*What needs to be done*.
Carry none of the pictures over; write out the complete data exactly.

*Data rows*.
======

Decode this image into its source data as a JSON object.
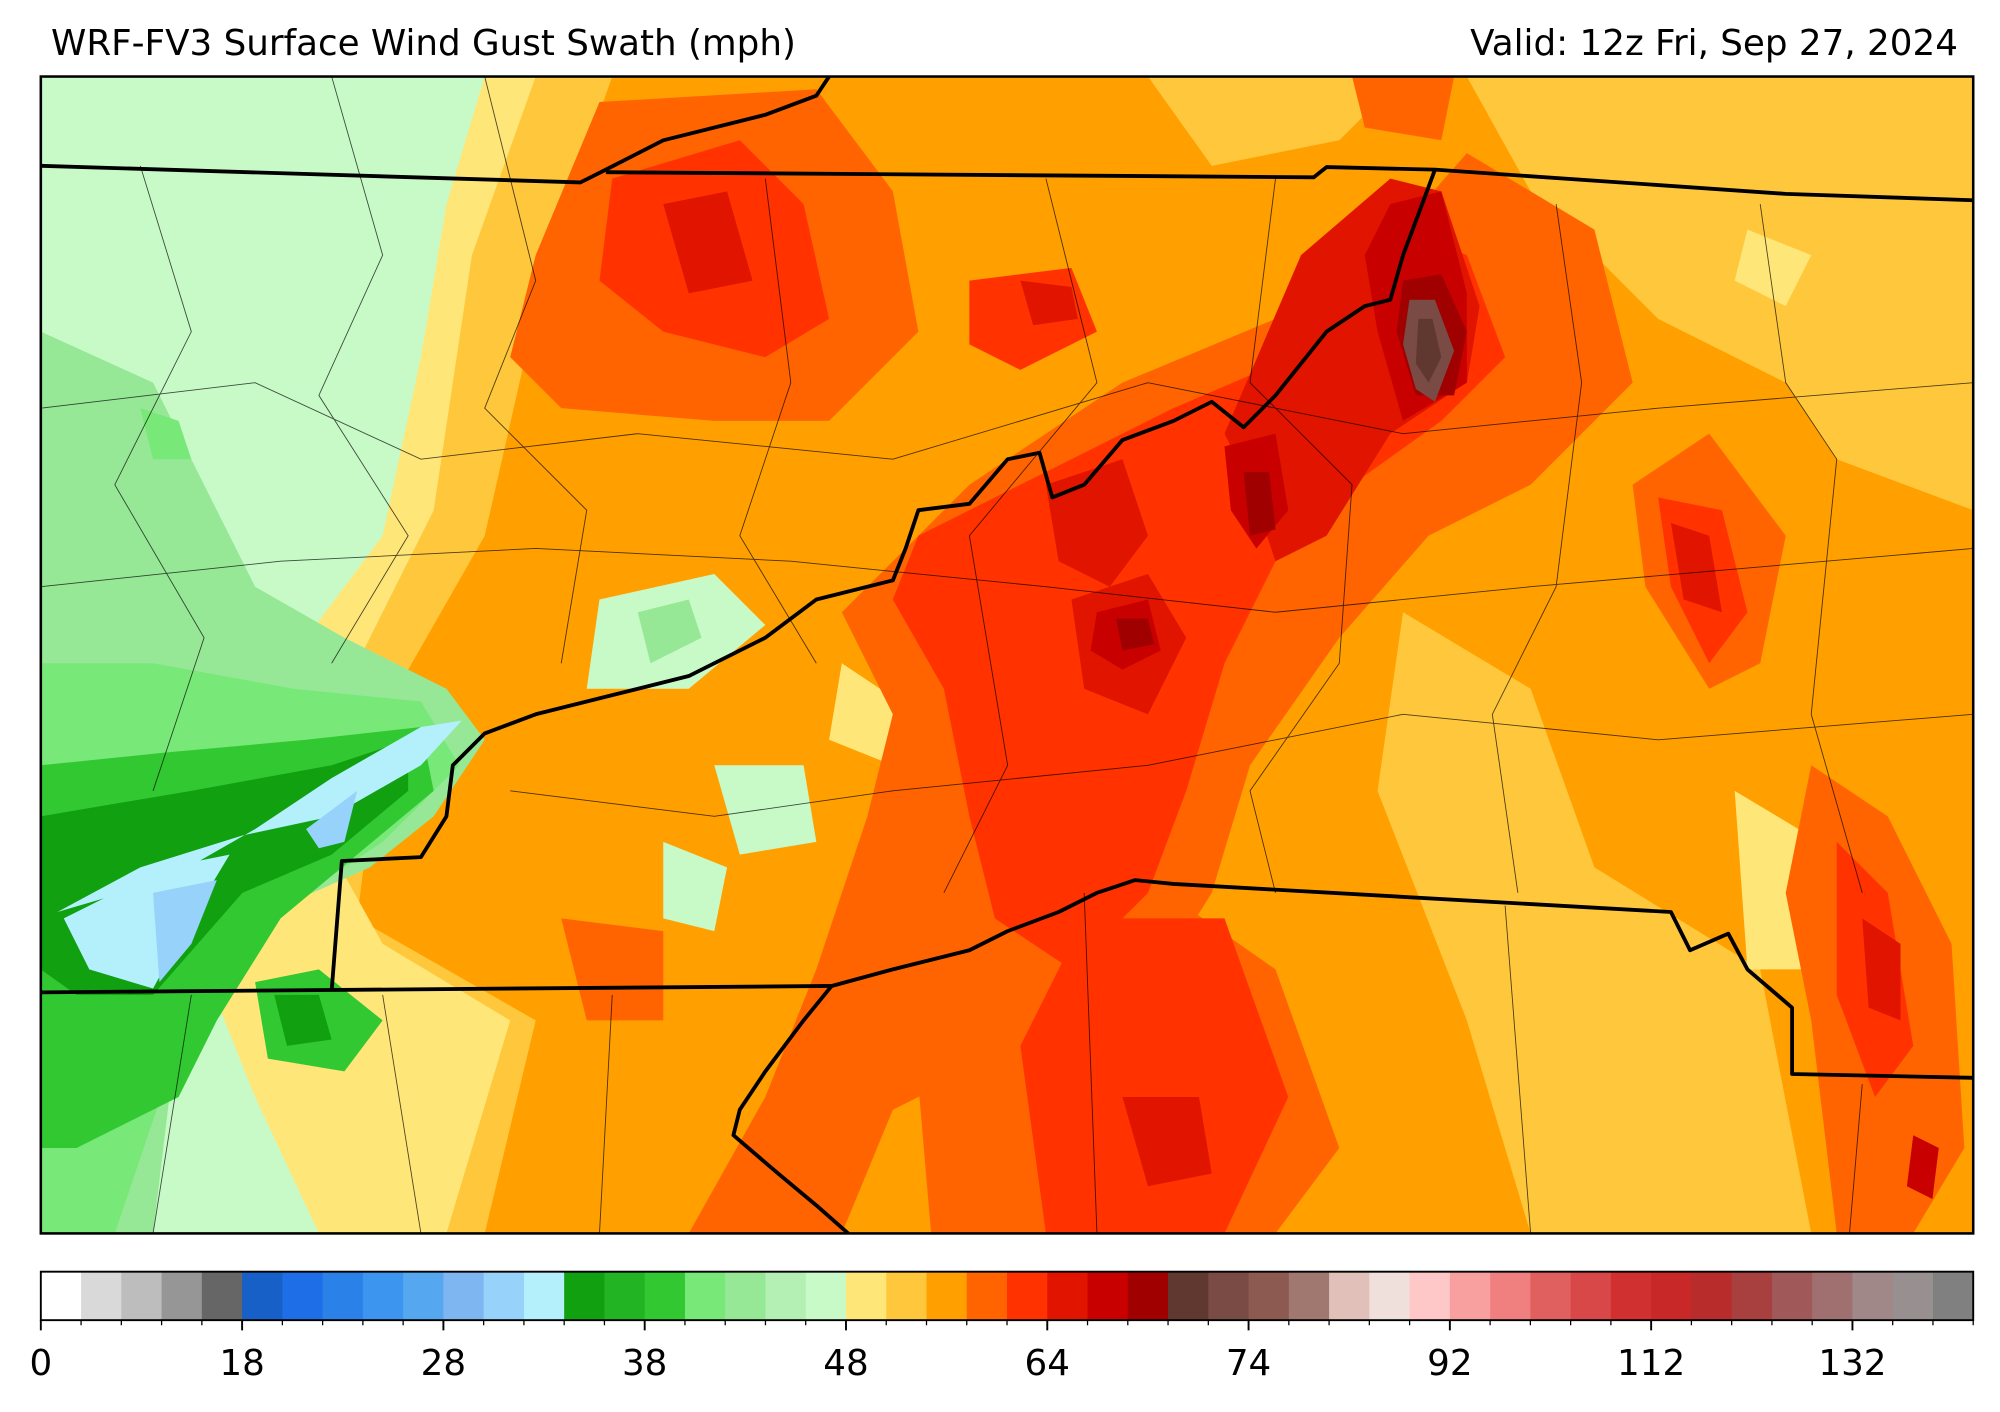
{
  "header": {
    "title": "WRF-FV3 Surface Wind Gust Swath (mph)",
    "valid": "Valid: 12z Fri, Sep 27, 2024"
  },
  "colorbar": {
    "colors": [
      "#ffffff",
      "#d9d9d9",
      "#bdbdbd",
      "#969696",
      "#666666",
      "#1660c8",
      "#1e6ee8",
      "#2a82e8",
      "#3c96f0",
      "#55a8f0",
      "#7eb6f2",
      "#96d2fa",
      "#b4f0fc",
      "#10a010",
      "#22b422",
      "#32c832",
      "#78e878",
      "#96e896",
      "#b4f0b4",
      "#c8fac8",
      "#ffe678",
      "#ffc83c",
      "#ffa000",
      "#ff6400",
      "#ff3200",
      "#e11400",
      "#c80000",
      "#a00000",
      "#603830",
      "#7a4a44",
      "#8c5a50",
      "#a07870",
      "#e0c0b8",
      "#f0e0dc",
      "#ffc8c8",
      "#f8a0a0",
      "#f08080",
      "#e06060",
      "#d84848",
      "#d03030",
      "#c82828",
      "#b82c2c",
      "#a84040",
      "#a05858",
      "#a07070",
      "#a08888",
      "#989090",
      "#808080"
    ],
    "ticks": [
      0,
      18,
      28,
      38,
      48,
      64,
      74,
      92,
      112,
      132
    ]
  }
}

======

*Complete response*.
Decode this image into its source data as a JSON object.
{
  "header": {
    "title": "WRF-FV3 Surface Wind Gust Swath (mph)",
    "valid": "Valid: 12z Fri, Sep 27, 2024"
  },
  "colorbar": {
    "colors": [
      "#ffffff",
      "#d9d9d9",
      "#bdbdbd",
      "#969696",
      "#666666",
      "#1660c8",
      "#1e6ee8",
      "#2a82e8",
      "#3c96f0",
      "#55a8f0",
      "#7eb6f2",
      "#96d2fa",
      "#b4f0fc",
      "#10a010",
      "#22b422",
      "#32c832",
      "#78e878",
      "#96e896",
      "#b4f0b4",
      "#c8fac8",
      "#ffe678",
      "#ffc83c",
      "#ffa000",
      "#ff6400",
      "#ff3200",
      "#e11400",
      "#c80000",
      "#a00000",
      "#603830",
      "#7a4a44",
      "#8c5a50",
      "#a07870",
      "#e0c0b8",
      "#f0e0dc",
      "#ffc8c8",
      "#f8a0a0",
      "#f08080",
      "#e06060",
      "#d84848",
      "#d03030",
      "#c82828",
      "#b82c2c",
      "#a84040",
      "#a05858",
      "#a07070",
      "#a08888",
      "#989090",
      "#808080"
    ],
    "ticks": [
      0,
      18,
      28,
      38,
      48,
      64,
      74,
      92,
      112,
      132
    ]
  }
}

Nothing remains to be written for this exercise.